● **OBJECTIVE**:
Below are some records; retype all of them exactly.

● **EXCERPTED RECORDS**:
***

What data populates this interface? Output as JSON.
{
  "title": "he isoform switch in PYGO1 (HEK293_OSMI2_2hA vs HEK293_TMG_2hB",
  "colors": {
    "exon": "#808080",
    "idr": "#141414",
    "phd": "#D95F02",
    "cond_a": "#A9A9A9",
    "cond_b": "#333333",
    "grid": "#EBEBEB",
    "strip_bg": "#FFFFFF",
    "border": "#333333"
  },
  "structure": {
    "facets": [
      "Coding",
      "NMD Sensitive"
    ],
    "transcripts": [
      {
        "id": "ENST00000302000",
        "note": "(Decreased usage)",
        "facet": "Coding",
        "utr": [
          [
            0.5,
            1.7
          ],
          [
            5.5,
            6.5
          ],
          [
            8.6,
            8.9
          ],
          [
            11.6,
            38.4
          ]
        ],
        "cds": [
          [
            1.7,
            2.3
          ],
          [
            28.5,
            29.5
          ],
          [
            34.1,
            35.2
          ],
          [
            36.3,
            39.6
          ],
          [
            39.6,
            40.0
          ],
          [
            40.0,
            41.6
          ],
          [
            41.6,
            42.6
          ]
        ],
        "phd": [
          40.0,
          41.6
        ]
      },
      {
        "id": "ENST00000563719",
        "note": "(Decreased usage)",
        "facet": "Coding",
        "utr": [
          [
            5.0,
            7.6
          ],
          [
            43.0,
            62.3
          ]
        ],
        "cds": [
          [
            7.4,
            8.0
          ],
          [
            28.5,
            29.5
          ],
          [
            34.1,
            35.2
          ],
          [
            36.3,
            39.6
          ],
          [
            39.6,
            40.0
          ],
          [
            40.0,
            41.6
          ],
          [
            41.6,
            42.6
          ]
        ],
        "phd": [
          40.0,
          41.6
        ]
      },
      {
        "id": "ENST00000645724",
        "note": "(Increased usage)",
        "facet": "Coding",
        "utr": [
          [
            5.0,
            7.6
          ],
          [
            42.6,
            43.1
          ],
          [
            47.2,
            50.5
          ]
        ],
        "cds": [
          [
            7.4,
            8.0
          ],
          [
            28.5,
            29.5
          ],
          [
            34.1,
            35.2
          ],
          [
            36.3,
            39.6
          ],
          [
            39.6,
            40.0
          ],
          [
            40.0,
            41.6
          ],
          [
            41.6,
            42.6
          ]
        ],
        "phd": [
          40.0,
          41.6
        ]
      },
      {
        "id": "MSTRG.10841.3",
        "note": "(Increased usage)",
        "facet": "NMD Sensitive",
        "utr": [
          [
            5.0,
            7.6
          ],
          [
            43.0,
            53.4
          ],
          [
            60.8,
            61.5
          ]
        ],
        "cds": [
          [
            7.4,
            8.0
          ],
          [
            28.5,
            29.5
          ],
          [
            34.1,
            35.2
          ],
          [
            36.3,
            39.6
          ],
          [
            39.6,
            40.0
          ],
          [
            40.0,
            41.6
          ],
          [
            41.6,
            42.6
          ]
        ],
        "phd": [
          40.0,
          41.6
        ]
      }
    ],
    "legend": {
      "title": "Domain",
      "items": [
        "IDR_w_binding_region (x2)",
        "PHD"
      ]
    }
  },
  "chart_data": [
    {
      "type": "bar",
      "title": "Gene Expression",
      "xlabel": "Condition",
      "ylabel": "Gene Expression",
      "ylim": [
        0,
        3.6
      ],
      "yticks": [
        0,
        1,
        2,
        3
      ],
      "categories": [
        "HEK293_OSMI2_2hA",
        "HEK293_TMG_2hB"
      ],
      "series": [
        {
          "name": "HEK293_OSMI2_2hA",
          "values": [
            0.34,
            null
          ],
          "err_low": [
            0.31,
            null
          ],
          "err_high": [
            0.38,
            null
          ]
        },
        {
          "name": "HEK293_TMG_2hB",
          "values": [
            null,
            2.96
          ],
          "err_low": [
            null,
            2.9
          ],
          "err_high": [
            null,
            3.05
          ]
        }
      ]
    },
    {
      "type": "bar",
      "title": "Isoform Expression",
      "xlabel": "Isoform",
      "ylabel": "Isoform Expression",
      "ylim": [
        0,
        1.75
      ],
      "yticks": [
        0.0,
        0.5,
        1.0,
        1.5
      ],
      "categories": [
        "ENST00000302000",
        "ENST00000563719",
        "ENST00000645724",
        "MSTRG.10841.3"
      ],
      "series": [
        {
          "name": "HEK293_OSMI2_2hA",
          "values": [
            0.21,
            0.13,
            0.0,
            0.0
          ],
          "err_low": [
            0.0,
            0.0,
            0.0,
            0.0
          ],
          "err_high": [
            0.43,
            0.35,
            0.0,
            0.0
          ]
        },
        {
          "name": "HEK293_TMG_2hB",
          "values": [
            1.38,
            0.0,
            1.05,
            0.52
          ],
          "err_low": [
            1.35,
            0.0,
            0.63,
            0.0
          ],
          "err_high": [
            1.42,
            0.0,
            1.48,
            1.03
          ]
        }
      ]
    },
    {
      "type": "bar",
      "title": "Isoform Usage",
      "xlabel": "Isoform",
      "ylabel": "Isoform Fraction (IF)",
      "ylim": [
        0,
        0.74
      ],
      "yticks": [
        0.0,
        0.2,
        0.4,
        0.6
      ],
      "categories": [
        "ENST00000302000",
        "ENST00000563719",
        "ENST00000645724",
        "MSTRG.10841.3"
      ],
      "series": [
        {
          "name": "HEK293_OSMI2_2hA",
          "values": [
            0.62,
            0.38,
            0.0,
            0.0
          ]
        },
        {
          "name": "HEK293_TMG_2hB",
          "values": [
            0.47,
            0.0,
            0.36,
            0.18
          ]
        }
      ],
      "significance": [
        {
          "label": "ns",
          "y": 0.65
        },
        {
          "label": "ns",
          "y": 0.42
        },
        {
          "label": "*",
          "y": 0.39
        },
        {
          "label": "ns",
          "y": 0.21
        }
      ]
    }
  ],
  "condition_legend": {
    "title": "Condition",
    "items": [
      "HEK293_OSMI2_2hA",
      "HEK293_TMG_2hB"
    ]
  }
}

***

● **EXPECTED ANSWER**:
What data populates this interface? Output as JSON.
{
  "title": "he isoform switch in PYGO1 (HEK293_OSMI2_2hA vs HEK293_TMG_2hB",
  "colors": {
    "exon": "#808080",
    "idr": "#141414",
    "phd": "#D95F02",
    "cond_a": "#A9A9A9",
    "cond_b": "#333333",
    "grid": "#EBEBEB",
    "strip_bg": "#FFFFFF",
    "border": "#333333"
  },
  "structure": {
    "facets": [
      "Coding",
      "NMD Sensitive"
    ],
    "transcripts": [
      {
        "id": "ENST00000302000",
        "note": "(Decreased usage)",
        "facet": "Coding",
        "utr": [
          [
            0.5,
            1.7
          ],
          [
            5.5,
            6.5
          ],
          [
            8.6,
            8.9
          ],
          [
            11.6,
            38.4
          ]
        ],
        "cds": [
          [
            1.7,
            2.3
          ],
          [
            28.5,
            29.5
          ],
          [
            34.1,
            35.2
          ],
          [
            36.3,
            39.6
          ],
          [
            39.6,
            40.0
          ],
          [
            40.0,
            41.6
          ],
          [
            41.6,
            42.6
          ]
        ],
        "phd": [
          40.0,
          41.6
        ]
      },
      {
        "id": "ENST00000563719",
        "note": "(Decreased usage)",
        "facet": "Coding",
        "utr": [
          [
            5.0,
            7.6
          ],
          [
            43.0,
            62.3
          ]
        ],
        "cds": [
          [
            7.4,
            8.0
          ],
          [
            28.5,
            29.5
          ],
          [
            34.1,
            35.2
          ],
          [
            36.3,
            39.6
          ],
          [
            39.6,
            40.0
          ],
          [
            40.0,
            41.6
          ],
          [
            41.6,
            42.6
          ]
        ],
        "phd": [
          40.0,
          41.6
        ]
      },
      {
        "id": "ENST00000645724",
        "note": "(Increased usage)",
        "facet": "Coding",
        "utr": [
          [
            5.0,
            7.6
          ],
          [
            42.6,
            43.1
          ],
          [
            47.2,
            50.5
          ]
        ],
        "cds": [
          [
            7.4,
            8.0
          ],
          [
            28.5,
            29.5
          ],
          [
            34.1,
            35.2
          ],
          [
            36.3,
            39.6
          ],
          [
            39.6,
            40.0
          ],
          [
            40.0,
            41.6
          ],
          [
            41.6,
            42.6
          ]
        ],
        "phd": [
          40.0,
          41.6
        ]
      },
      {
        "id": "MSTRG.10841.3",
        "note": "(Increased usage)",
        "facet": "NMD Sensitive",
        "utr": [
          [
            5.0,
            7.6
          ],
          [
            43.0,
            53.4
          ],
          [
            60.8,
            61.5
          ]
        ],
        "cds": [
          [
            7.4,
            8.0
          ],
          [
            28.5,
            29.5
          ],
          [
            34.1,
            35.2
          ],
          [
            36.3,
            39.6
          ],
          [
            39.6,
            40.0
          ],
          [
            40.0,
            41.6
          ],
          [
            41.6,
            42.6
          ]
        ],
        "phd": [
          40.0,
          41.6
        ]
      }
    ],
    "legend": {
      "title": "Domain",
      "items": [
        "IDR_w_binding_region (x2)",
        "PHD"
      ]
    }
  },
  "chart_data": [
    {
      "type": "bar",
      "title": "Gene Expression",
      "xlabel": "Condition",
      "ylabel": "Gene Expression",
      "ylim": [
        0,
        3.6
      ],
      "yticks": [
        0,
        1,
        2,
        3
      ],
      "categories": [
        "HEK293_OSMI2_2hA",
        "HEK293_TMG_2hB"
      ],
      "series": [
        {
          "name": "HEK293_OSMI2_2hA",
          "values": [
            0.34,
            null
          ],
          "err_low": [
            0.31,
            null
          ],
          "err_high": [
            0.38,
            null
          ]
        },
        {
          "name": "HEK293_TMG_2hB",
          "values": [
            null,
            2.96
          ],
          "err_low": [
            null,
            2.9
          ],
          "err_high": [
            null,
            3.05
          ]
        }
      ]
    },
    {
      "type": "bar",
      "title": "Isoform Expression",
      "xlabel": "Isoform",
      "ylabel": "Isoform Expression",
      "ylim": [
        0,
        1.75
      ],
      "yticks": [
        0.0,
        0.5,
        1.0,
        1.5
      ],
      "categories": [
        "ENST00000302000",
        "ENST00000563719",
        "ENST00000645724",
        "MSTRG.10841.3"
      ],
      "series": [
        {
          "name": "HEK293_OSMI2_2hA",
          "values": [
            0.21,
            0.13,
            0.0,
            0.0
          ],
          "err_low": [
            0.0,
            0.0,
            0.0,
            0.0
          ],
          "err_high": [
            0.43,
            0.35,
            0.0,
            0.0
          ]
        },
        {
          "name": "HEK293_TMG_2hB",
          "values": [
            1.38,
            0.0,
            1.05,
            0.52
          ],
          "err_low": [
            1.35,
            0.0,
            0.63,
            0.0
          ],
          "err_high": [
            1.42,
            0.0,
            1.48,
            1.03
          ]
        }
      ]
    },
    {
      "type": "bar",
      "title": "Isoform Usage",
      "xlabel": "Isoform",
      "ylabel": "Isoform Fraction (IF)",
      "ylim": [
        0,
        0.74
      ],
      "yticks": [
        0.0,
        0.2,
        0.4,
        0.6
      ],
      "categories": [
        "ENST00000302000",
        "ENST00000563719",
        "ENST00000645724",
        "MSTRG.10841.3"
      ],
      "series": [
        {
          "name": "HEK293_OSMI2_2hA",
          "values": [
            0.62,
            0.38,
            0.0,
            0.0
          ]
        },
        {
          "name": "HEK293_TMG_2hB",
          "values": [
            0.47,
            0.0,
            0.36,
            0.18
          ]
        }
      ],
      "significance": [
        {
          "label": "ns",
          "y": 0.65
        },
        {
          "label": "ns",
          "y": 0.42
        },
        {
          "label": "*",
          "y": 0.39
        },
        {
          "label": "ns",
          "y": 0.21
        }
      ]
    }
  ],
  "condition_legend": {
    "title": "Condition",
    "items": [
      "HEK293_OSMI2_2hA",
      "HEK293_TMG_2hB"
    ]
  }
}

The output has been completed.